_SOURCE MATERIAL_:
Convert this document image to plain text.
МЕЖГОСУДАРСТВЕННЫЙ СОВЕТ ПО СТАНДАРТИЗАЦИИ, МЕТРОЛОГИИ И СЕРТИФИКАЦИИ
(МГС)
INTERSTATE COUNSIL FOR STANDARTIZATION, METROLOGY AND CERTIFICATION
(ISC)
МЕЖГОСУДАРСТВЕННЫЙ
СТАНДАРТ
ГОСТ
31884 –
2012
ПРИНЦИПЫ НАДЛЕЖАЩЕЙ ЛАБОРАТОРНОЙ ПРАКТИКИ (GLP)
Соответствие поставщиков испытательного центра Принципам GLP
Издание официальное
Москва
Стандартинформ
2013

_CHALLENGE_:
Quote each line of the data above exactly as written.

_TASK RESPONSE_:
Convert this document image to plain text.
МЕЖГОСУДАРСТВЕННЫЙ СОВЕТ ПО СТАНДАРТИЗАЦИИ, МЕТРОЛОГИИ И СЕРТИФИКАЦИИ
(МГС)
INTERSTATE COUNSIL FOR STANDARTIZATION, METROLOGY AND CERTIFICATION
(ISC)
МЕЖГОСУДАРСТВЕННЫЙ
СТАНДАРТ
ГОСТ
31884 –
2012
ПРИНЦИПЫ НАДЛЕЖАЩЕЙ ЛАБОРАТОРНОЙ ПРАКТИКИ (GLP)
Соответствие поставщиков испытательного центра Принципам GLP
Издание официальное
Москва
Стандартинформ
2013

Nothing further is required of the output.